_EXERCISE AIM_
Copy all the entries word for word, but omit the pictures.

## Begin THE DATA

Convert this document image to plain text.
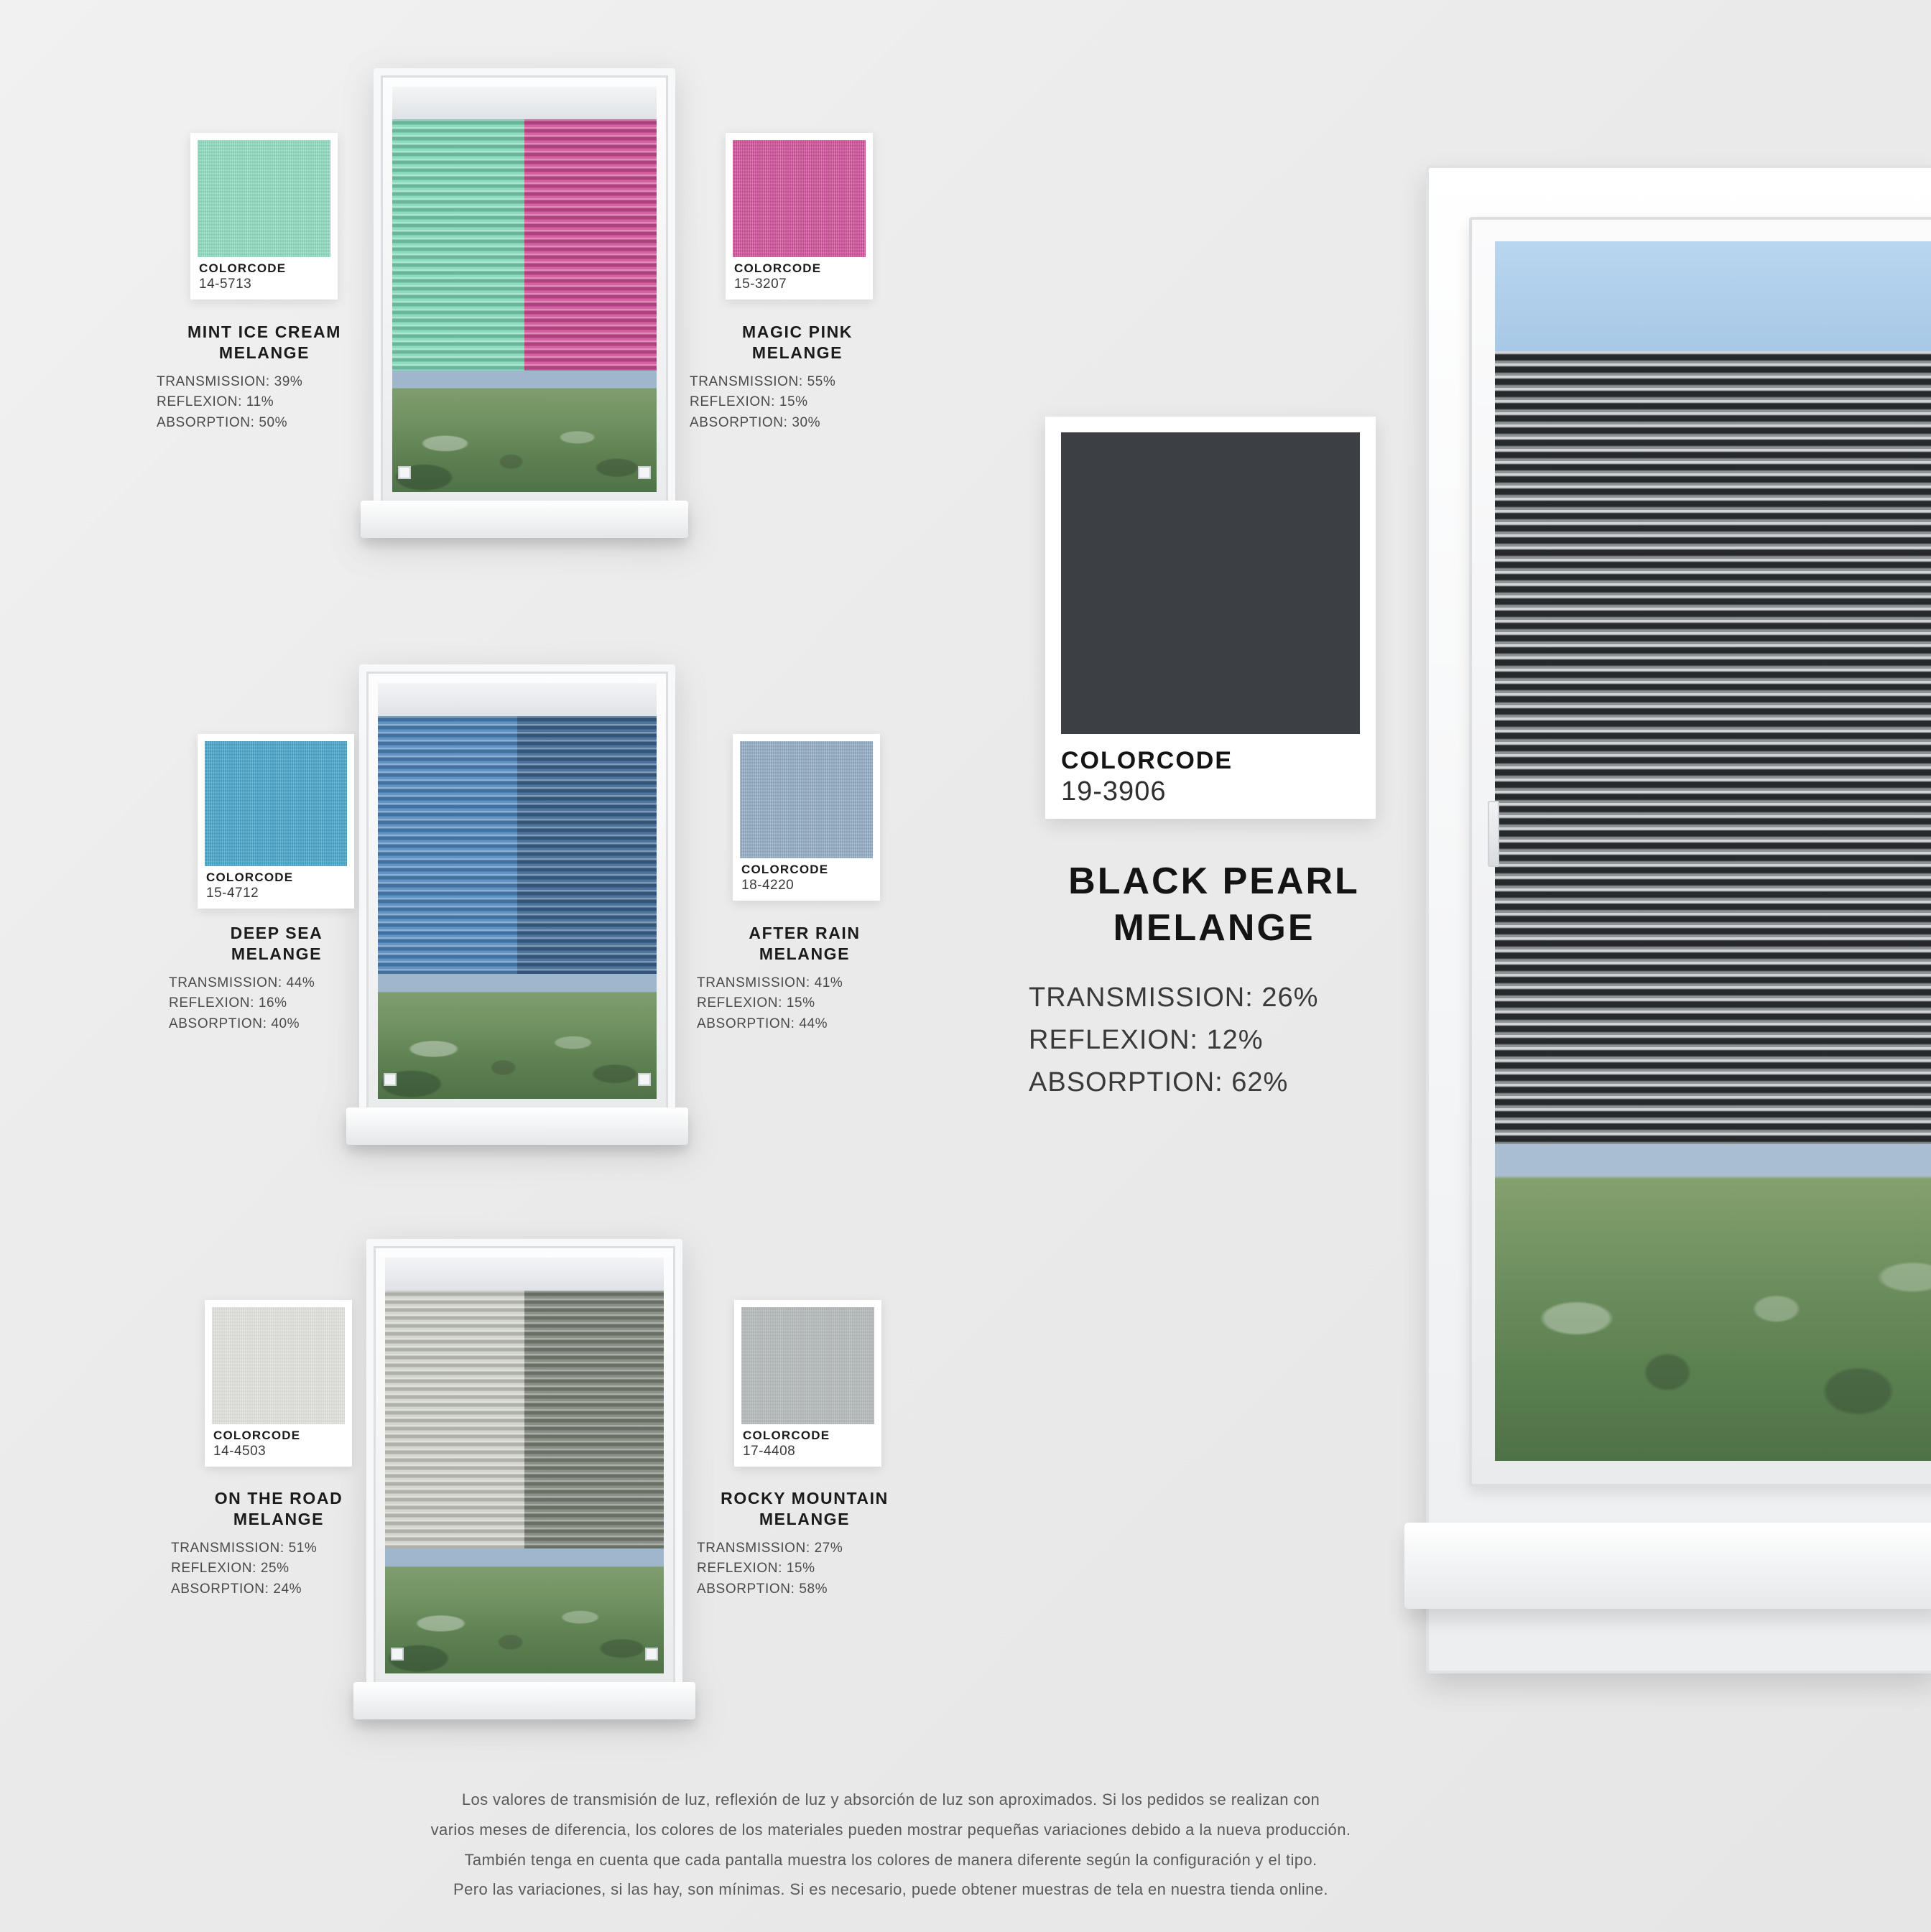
COLORCODE
14-5713
MINT ICE CREAM
MELANGE
TRANSMISSION: 39%
REFLEXION: 11%
ABSORPTION: 50%
COLORCODE
15-3207
MAGIC PINK
MELANGE
TRANSMISSION: 55%
REFLEXION: 15%
ABSORPTION: 30%
COLORCODE
15-4712
DEEP SEA
MELANGE
TRANSMISSION: 44%
REFLEXION: 16%
ABSORPTION: 40%
COLORCODE
18-4220
AFTER RAIN
MELANGE
TRANSMISSION: 41%
REFLEXION: 15%
ABSORPTION: 44%
COLORCODE
14-4503
ON THE ROAD
MELANGE
TRANSMISSION: 51%
REFLEXION: 25%
ABSORPTION: 24%
COLORCODE
17-4408
ROCKY MOUNTAIN
MELANGE
TRANSMISSION: 27%
REFLEXION: 15%
ABSORPTION: 58%
COLORCODE
19-3906
BLACK PEARL
MELANGE
TRANSMISSION: 26%
REFLEXION: 12%
ABSORPTION: 62%

Los valores de transmisión de luz, reflexión de luz y absorción de luz son aproximados. Si los pedidos se realizan con

varios meses de diferencia, los colores de los materiales pueden mostrar pequeñas variaciones debido a la nueva producción.

También tenga en cuenta que cada pantalla muestra los colores de manera diferente según la configuración y el tipo.

Pero las variaciones, si las hay, son mínimas. Si es necesario, puede obtener muestras de tela en nuestra tienda online.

## End THE DATA

_TASK SOLUTION_
Convert this document image to plain text.
COLORCODE
14-5713
MINT ICE CREAM
MELANGE
TRANSMISSION: 39%
REFLEXION: 11%
ABSORPTION: 50%
COLORCODE
15-3207
MAGIC PINK
MELANGE
TRANSMISSION: 55%
REFLEXION: 15%
ABSORPTION: 30%
COLORCODE
15-4712
DEEP SEA
MELANGE
TRANSMISSION: 44%
REFLEXION: 16%
ABSORPTION: 40%
COLORCODE
18-4220
AFTER RAIN
MELANGE
TRANSMISSION: 41%
REFLEXION: 15%
ABSORPTION: 44%
COLORCODE
14-4503
ON THE ROAD
MELANGE
TRANSMISSION: 51%
REFLEXION: 25%
ABSORPTION: 24%
COLORCODE
17-4408
ROCKY MOUNTAIN
MELANGE
TRANSMISSION: 27%
REFLEXION: 15%
ABSORPTION: 58%
COLORCODE
19-3906
BLACK PEARL
MELANGE
TRANSMISSION: 26%
REFLEXION: 12%
ABSORPTION: 62%

Los valores de transmisión de luz, reflexión de luz y absorción de luz son aproximados. Si los pedidos se realizan con

varios meses de diferencia, los colores de los materiales pueden mostrar pequeñas variaciones debido a la nueva producción.

También tenga en cuenta que cada pantalla muestra los colores de manera diferente según la configuración y el tipo.

Pero las variaciones, si las hay, son mínimas. Si es necesario, puede obtener muestras de tela en nuestra tienda online.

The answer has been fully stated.